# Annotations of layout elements
• • • •
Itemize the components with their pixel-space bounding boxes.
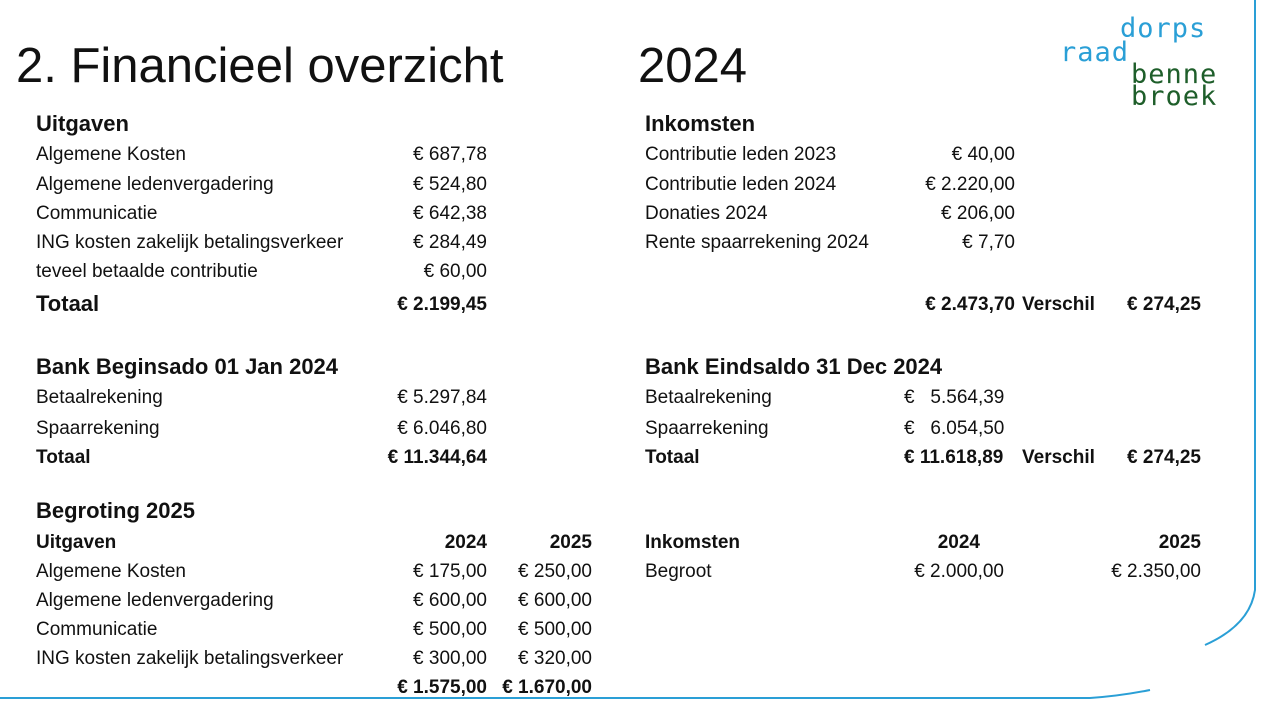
verschil-value: € 274,25: [1127, 294, 1201, 315]
row-label: Communicatie: [36, 619, 158, 640]
verschil-label: Verschil: [1022, 294, 1095, 315]
row-label: Donaties 2024: [645, 203, 768, 224]
total-value: € 11.618,89: [904, 447, 1004, 468]
row-value-2025: € 600,00: [518, 590, 592, 611]
column-header: 2024: [937, 532, 980, 553]
row-label: ING kosten zakelijk betalingsverkeer: [36, 232, 344, 253]
row-value-2024: € 2.000,00: [914, 561, 1004, 582]
row-value: € 60,00: [423, 261, 487, 282]
row-label: Algemene ledenvergadering: [36, 174, 274, 195]
section-heading: Bank Beginsado 01 Jan 2024: [36, 354, 339, 379]
row-label: Betaalrekening: [36, 387, 163, 408]
row-label: Begroot: [645, 561, 712, 582]
row-value: € 687,78: [413, 144, 487, 165]
total-label: Totaal: [36, 447, 91, 468]
section-heading: Uitgaven: [36, 111, 129, 136]
page-title: 2. Financieel overzicht: [16, 39, 504, 93]
row-value: € 5.297,84: [397, 387, 487, 408]
total-2025: € 1.670,00: [502, 677, 592, 698]
row-label: Algemene Kosten: [36, 144, 186, 165]
row-value-2024: € 500,00: [413, 619, 487, 640]
row-value: € 284,49: [413, 232, 487, 253]
row-value: € 206,00: [941, 203, 1015, 224]
column-header: 2024: [444, 532, 487, 553]
logo-dorps: dorps: [1120, 13, 1207, 44]
row-value: € 6.046,80: [397, 418, 487, 439]
column-header: Inkomsten: [645, 532, 741, 553]
section-heading: Bank Eindsaldo 31 Dec 2024: [645, 354, 943, 379]
row-label: Betaalrekening: [645, 387, 772, 408]
row-label: Algemene Kosten: [36, 561, 186, 582]
row-value-2025: € 2.350,00: [1111, 561, 1201, 582]
logo-raad: raad: [1060, 37, 1130, 68]
page-year: 2024: [638, 39, 748, 93]
row-value: € 5.564,39: [904, 387, 1005, 408]
row-label: Rente spaarrekening 2024: [645, 232, 869, 253]
total-value: € 11.344,64: [387, 447, 487, 468]
row-value-2024: € 600,00: [413, 590, 487, 611]
total-value: € 2.473,70: [925, 294, 1015, 315]
total-label: Totaal: [36, 291, 100, 316]
row-value: € 7,70: [962, 232, 1015, 253]
row-label: teveel betaalde contributie: [36, 261, 258, 282]
row-label: Spaarrekening: [645, 418, 769, 439]
row-label: Contributie leden 2023: [645, 144, 837, 165]
row-label: Communicatie: [36, 203, 158, 224]
column-header: 2025: [549, 532, 592, 553]
row-label: Algemene ledenvergadering: [36, 590, 274, 611]
row-label: Spaarrekening: [36, 418, 160, 439]
row-label: Contributie leden 2024: [645, 174, 837, 195]
logo-benne: benne: [1131, 59, 1218, 90]
total-value: € 2.199,45: [397, 294, 487, 315]
column-header: Uitgaven: [36, 532, 117, 553]
row-value: € 40,00: [951, 144, 1015, 165]
row-value: € 2.220,00: [925, 174, 1015, 195]
row-value-2025: € 250,00: [518, 561, 592, 582]
row-value-2025: € 320,00: [518, 648, 592, 669]
row-label: ING kosten zakelijk betalingsverkeer: [36, 648, 344, 669]
logo-broek: broek: [1131, 81, 1218, 112]
section-heading: Inkomsten: [645, 111, 756, 136]
row-value-2024: € 175,00: [413, 561, 487, 582]
total-label: Totaal: [645, 447, 700, 468]
section-heading: Begroting 2025: [36, 498, 195, 523]
total-2024: € 1.575,00: [397, 677, 487, 698]
row-value: € 6.054,50: [904, 418, 1005, 439]
row-value-2025: € 500,00: [518, 619, 592, 640]
row-value-2024: € 300,00: [413, 648, 487, 669]
column-header: 2025: [1158, 532, 1201, 553]
verschil-label: Verschil: [1022, 447, 1095, 468]
verschil-value: € 274,25: [1127, 447, 1201, 468]
row-value: € 524,80: [413, 174, 487, 195]
row-value: € 642,38: [413, 203, 487, 224]
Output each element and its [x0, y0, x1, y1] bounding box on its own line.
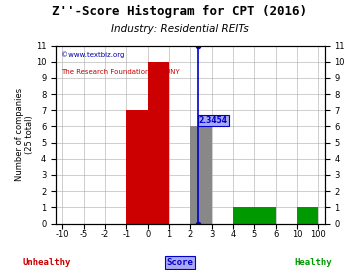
Text: The Research Foundation of SUNY: The Research Foundation of SUNY [62, 69, 180, 75]
Text: Unhealthy: Unhealthy [23, 258, 71, 267]
Text: Z''-Score Histogram for CPT (2016): Z''-Score Histogram for CPT (2016) [53, 5, 307, 18]
Bar [297, 207, 318, 224]
Text: Score: Score [167, 258, 193, 267]
Bar [190, 126, 212, 224]
Text: Healthy: Healthy [294, 258, 332, 267]
Bar [126, 110, 148, 224]
Text: ©www.textbiz.org: ©www.textbiz.org [62, 51, 125, 58]
Text: Industry: Residential REITs: Industry: Residential REITs [111, 24, 249, 34]
Y-axis label: Number of companies
(25 total): Number of companies (25 total) [15, 88, 35, 181]
Text: 2.3454: 2.3454 [199, 116, 228, 125]
Bar [233, 207, 276, 224]
Bar [148, 62, 169, 224]
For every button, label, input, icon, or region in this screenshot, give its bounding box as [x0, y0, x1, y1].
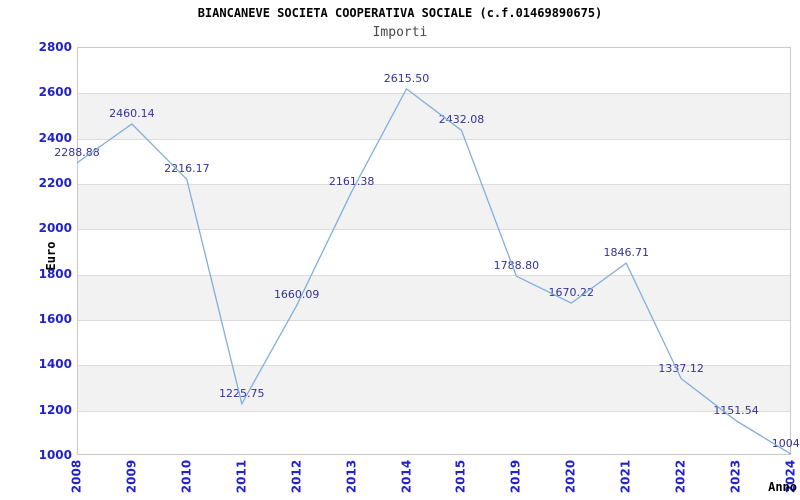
• • • •
# Aim of the exercise
Copy out every row above word for word, leaving out the pictures.

# Solution to the problem
Itemize the components with their pixel-space bounding boxes.
verschil-value: € 274,25: [1127, 294, 1201, 315]
row-label: Communicatie: [36, 619, 158, 640]
verschil-label: Verschil: [1022, 294, 1095, 315]
row-label: Donaties 2024: [645, 203, 768, 224]
total-value: € 11.618,89: [904, 447, 1004, 468]
row-value-2025: € 600,00: [518, 590, 592, 611]
column-header: 2024: [937, 532, 980, 553]
row-label: ING kosten zakelijk betalingsverkeer: [36, 232, 344, 253]
row-value-2024: € 2.000,00: [914, 561, 1004, 582]
row-value: € 60,00: [423, 261, 487, 282]
row-label: Algemene ledenvergadering: [36, 174, 274, 195]
section-heading: Bank Beginsado 01 Jan 2024: [36, 354, 339, 379]
row-label: Betaalrekening: [36, 387, 163, 408]
row-label: Begroot: [645, 561, 712, 582]
row-value: € 687,78: [413, 144, 487, 165]
total-label: Totaal: [36, 447, 91, 468]
section-heading: Uitgaven: [36, 111, 129, 136]
page-title: 2. Financieel overzicht: [16, 39, 504, 93]
row-value: € 5.297,84: [397, 387, 487, 408]
total-2025: € 1.670,00: [502, 677, 592, 698]
row-label: Algemene Kosten: [36, 144, 186, 165]
row-value-2024: € 500,00: [413, 619, 487, 640]
row-value: € 284,49: [413, 232, 487, 253]
row-value: € 206,00: [941, 203, 1015, 224]
column-header: 2024: [444, 532, 487, 553]
logo-dorps: dorps: [1120, 13, 1207, 44]
row-value: € 6.046,80: [397, 418, 487, 439]
column-header: Inkomsten: [645, 532, 741, 553]
section-heading: Bank Eindsaldo 31 Dec 2024: [645, 354, 943, 379]
row-label: Betaalrekening: [645, 387, 772, 408]
row-label: Algemene Kosten: [36, 561, 186, 582]
row-value-2025: € 2.350,00: [1111, 561, 1201, 582]
logo-raad: raad: [1060, 37, 1130, 68]
page-year: 2024: [638, 39, 748, 93]
row-value: € 5.564,39: [904, 387, 1005, 408]
row-label: Rente spaarrekening 2024: [645, 232, 869, 253]
total-value: € 11.344,64: [387, 447, 487, 468]
row-value-2024: € 600,00: [413, 590, 487, 611]
total-value: € 2.473,70: [925, 294, 1015, 315]
total-label: Totaal: [36, 291, 100, 316]
row-value: € 7,70: [962, 232, 1015, 253]
row-label: teveel betaalde contributie: [36, 261, 258, 282]
row-label: Spaarrekening: [645, 418, 769, 439]
row-label: Contributie leden 2023: [645, 144, 837, 165]
row-label: Communicatie: [36, 203, 158, 224]
column-header: 2025: [549, 532, 592, 553]
row-label: Algemene ledenvergadering: [36, 590, 274, 611]
row-label: Spaarrekening: [36, 418, 160, 439]
row-label: Contributie leden 2024: [645, 174, 837, 195]
logo-benne: benne: [1131, 59, 1218, 90]
total-value: € 2.199,45: [397, 294, 487, 315]
column-header: Uitgaven: [36, 532, 117, 553]
row-value: € 40,00: [951, 144, 1015, 165]
row-value: € 2.220,00: [925, 174, 1015, 195]
row-value-2025: € 250,00: [518, 561, 592, 582]
row-value-2025: € 320,00: [518, 648, 592, 669]
row-label: ING kosten zakelijk betalingsverkeer: [36, 648, 344, 669]
logo-broek: broek: [1131, 81, 1218, 112]
section-heading: Inkomsten: [645, 111, 756, 136]
row-value-2024: € 175,00: [413, 561, 487, 582]
total-label: Totaal: [645, 447, 700, 468]
section-heading: Begroting 2025: [36, 498, 195, 523]
total-2024: € 1.575,00: [397, 677, 487, 698]
row-value: € 6.054,50: [904, 418, 1005, 439]
row-value-2025: € 500,00: [518, 619, 592, 640]
row-value-2024: € 300,00: [413, 648, 487, 669]
column-header: 2025: [1158, 532, 1201, 553]
verschil-label: Verschil: [1022, 447, 1095, 468]
verschil-value: € 274,25: [1127, 447, 1201, 468]
row-value: € 524,80: [413, 174, 487, 195]
row-value: € 642,38: [413, 203, 487, 224]
Output each element and its [x0, y0, x1, y1] bounding box on its own line.
Text: The Research Foundation of SUNY: The Research Foundation of SUNY [62, 69, 180, 75]
Text: Unhealthy: Unhealthy [23, 258, 71, 267]
Text: Z''-Score Histogram for CPT (2016): Z''-Score Histogram for CPT (2016) [53, 5, 307, 18]
Bar [297, 207, 318, 224]
Text: Score: Score [167, 258, 193, 267]
Bar [190, 126, 212, 224]
Text: Healthy: Healthy [294, 258, 332, 267]
Bar [126, 110, 148, 224]
Text: ©www.textbiz.org: ©www.textbiz.org [62, 51, 125, 58]
Text: Industry: Residential REITs: Industry: Residential REITs [111, 24, 249, 34]
Y-axis label: Number of companies
(25 total): Number of companies (25 total) [15, 88, 35, 181]
Text: 2.3454: 2.3454 [199, 116, 228, 125]
Bar [233, 207, 276, 224]
Bar [148, 62, 169, 224]
For every button, label, input, icon, or region in this screenshot, give its bounding box as [x0, y0, x1, y1].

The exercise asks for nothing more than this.